**Given exercise**
Give every entry again, word for word and in full.

**Source data**
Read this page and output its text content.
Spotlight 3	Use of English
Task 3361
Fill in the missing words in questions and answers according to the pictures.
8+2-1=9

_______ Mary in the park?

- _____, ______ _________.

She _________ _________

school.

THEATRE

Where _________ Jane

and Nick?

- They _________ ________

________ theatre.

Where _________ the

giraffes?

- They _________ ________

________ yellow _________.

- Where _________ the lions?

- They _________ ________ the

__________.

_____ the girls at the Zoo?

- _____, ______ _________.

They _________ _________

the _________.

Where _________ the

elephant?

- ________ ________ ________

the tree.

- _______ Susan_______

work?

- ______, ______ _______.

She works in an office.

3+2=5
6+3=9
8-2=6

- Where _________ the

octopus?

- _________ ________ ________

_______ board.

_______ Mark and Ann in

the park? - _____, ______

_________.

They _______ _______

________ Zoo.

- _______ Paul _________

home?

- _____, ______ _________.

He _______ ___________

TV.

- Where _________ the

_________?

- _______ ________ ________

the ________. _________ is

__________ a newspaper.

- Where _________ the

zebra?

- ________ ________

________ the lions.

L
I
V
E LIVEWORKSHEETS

**Output for this exercise**
Read this page and output its text content.
Spotlight 3	Use of English
Task 3361
Fill in the missing words in questions and answers according to the pictures.
8+2-1=9

_______ Mary in the park?

- _____, ______ _________.

She _________ _________

school.

THEATRE

Where _________ Jane

and Nick?

- They _________ ________

________ theatre.

Where _________ the

giraffes?

- They _________ ________

________ yellow _________.

- Where _________ the lions?

- They _________ ________ the

__________.

_____ the girls at the Zoo?

- _____, ______ _________.

They _________ _________

the _________.

Where _________ the

elephant?

- ________ ________ ________

the tree.

- _______ Susan_______

work?

- ______, ______ _______.

She works in an office.

3+2=5
6+3=9
8-2=6

- Where _________ the

octopus?

- _________ ________ ________

_______ board.

_______ Mark and Ann in

the park? - _____, ______

_________.

They _______ _______

________ Zoo.

- _______ Paul _________

home?

- _____, ______ _________.

He _______ ___________

TV.

- Where _________ the

_________?

- _______ ________ ________

the ________. _________ is

__________ a newspaper.

- Where _________ the

zebra?

- ________ ________

________ the lions.

L
I
V
E LIVEWORKSHEETS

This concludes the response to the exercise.